**Request**
Will you write out the data exactly, excluding every picture?

Dataset items:
============================================================

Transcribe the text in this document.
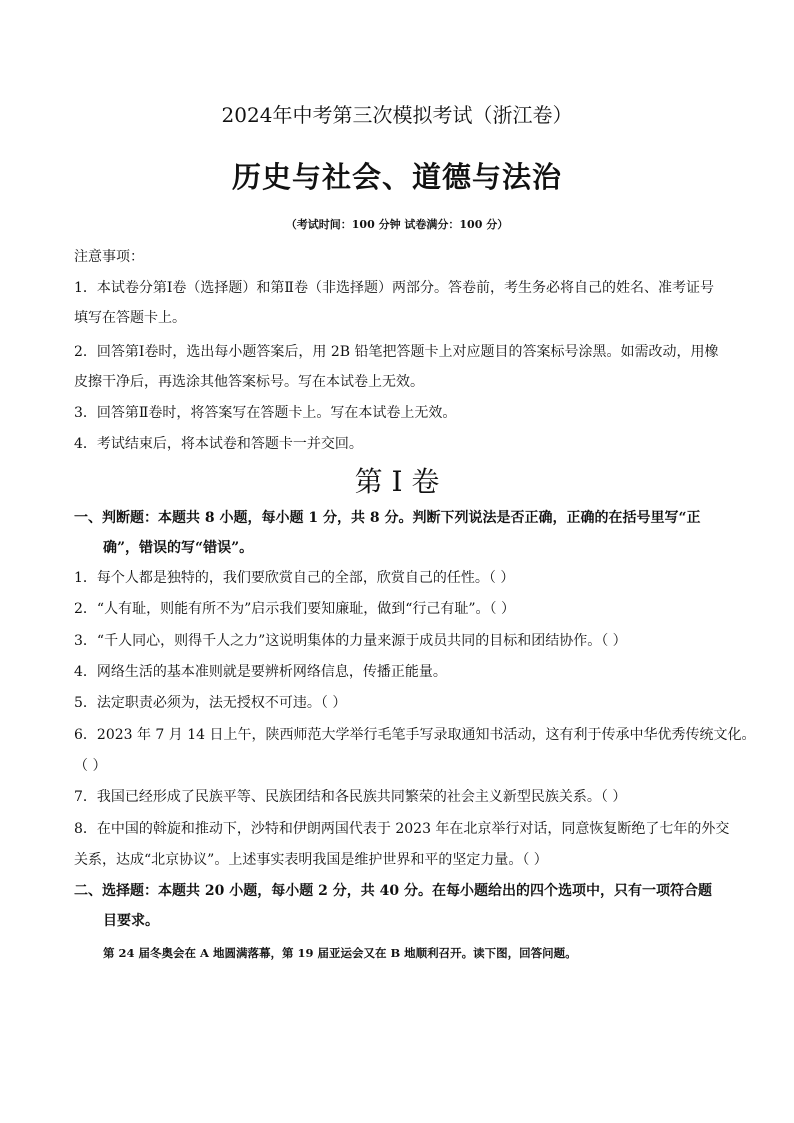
2024年中考第三次模拟考试（浙江卷）
历史与社会、道德与法治
（考试时间：100 分钟 试卷满分：100 分）
注意事项：
1．本试卷分第Ⅰ卷（选择题）和第Ⅱ卷（非选择题）两部分。答卷前，考生务必将自己的姓名、准考证号
填写在答题卡上。
2．回答第Ⅰ卷时，选出每小题答案后，用 2B 铅笔把答题卡上对应题目的答案标号涂黑。如需改动，用橡
皮擦干净后，再选涂其他答案标号。写在本试卷上无效。
3．回答第Ⅱ卷时，将答案写在答题卡上。写在本试卷上无效。
4．考试结束后，将本试卷和答题卡一并交回。
第 I 卷
一、判断题：本题共 8 小题，每小题 1 分，共 8 分。判断下列说法是否正确，正确的在括号里写“正
确”，错误的写“错误”。
1．每个人都是独特的，我们要欣赏自己的全部，欣赏自己的任性。（ ）
2．“人有耻，则能有所不为”启示我们要知廉耻，做到“行己有耻”。（ ）
3．“千人同心，则得千人之力”这说明集体的力量来源于成员共同的目标和团结协作。（ ）
4．网络生活的基本准则就是要辨析网络信息，传播正能量。
5．法定职责必须为，法无授权不可违。（ ）
6．2023 年 7 月 14 日上午，陕西师范大学举行毛笔手写录取通知书活动，这有利于传承中华优秀传统文化。
（ ）
7．我国已经形成了民族平等、民族团结和各民族共同繁荣的社会主义新型民族关系。（ ）
8．在中国的斡旋和推动下，沙特和伊朗两国代表于 2023 年在北京举行对话，同意恢复断绝了七年的外交
关系，达成“北京协议”。上述事实表明我国是维护世界和平的坚定力量。（ ）
二、选择题：本题共 20 小题，每小题 2 分，共 40 分。在每小题给出的四个选项中，只有一项符合题
目要求。
第 24 届冬奥会在 A 地圆满落幕，第 19 届亚运会又在 B 地顺利召开。读下图，回答问题。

============================================================

**Reply**
Transcribe the text in this document.
2024年中考第三次模拟考试（浙江卷）
历史与社会、道德与法治
（考试时间：100 分钟 试卷满分：100 分）
注意事项：
1．本试卷分第Ⅰ卷（选择题）和第Ⅱ卷（非选择题）两部分。答卷前，考生务必将自己的姓名、准考证号
填写在答题卡上。
2．回答第Ⅰ卷时，选出每小题答案后，用 2B 铅笔把答题卡上对应题目的答案标号涂黑。如需改动，用橡
皮擦干净后，再选涂其他答案标号。写在本试卷上无效。
3．回答第Ⅱ卷时，将答案写在答题卡上。写在本试卷上无效。
4．考试结束后，将本试卷和答题卡一并交回。
第 I 卷
一、判断题：本题共 8 小题，每小题 1 分，共 8 分。判断下列说法是否正确，正确的在括号里写“正
确”，错误的写“错误”。
1．每个人都是独特的，我们要欣赏自己的全部，欣赏自己的任性。（ ）
2．“人有耻，则能有所不为”启示我们要知廉耻，做到“行己有耻”。（ ）
3．“千人同心，则得千人之力”这说明集体的力量来源于成员共同的目标和团结协作。（ ）
4．网络生活的基本准则就是要辨析网络信息，传播正能量。
5．法定职责必须为，法无授权不可违。（ ）
6．2023 年 7 月 14 日上午，陕西师范大学举行毛笔手写录取通知书活动，这有利于传承中华优秀传统文化。
（ ）
7．我国已经形成了民族平等、民族团结和各民族共同繁荣的社会主义新型民族关系。（ ）
8．在中国的斡旋和推动下，沙特和伊朗两国代表于 2023 年在北京举行对话，同意恢复断绝了七年的外交
关系，达成“北京协议”。上述事实表明我国是维护世界和平的坚定力量。（ ）
二、选择题：本题共 20 小题，每小题 2 分，共 40 分。在每小题给出的四个选项中，只有一项符合题
目要求。
第 24 届冬奥会在 A 地圆满落幕，第 19 届亚运会又在 B 地顺利召开。读下图，回答问题。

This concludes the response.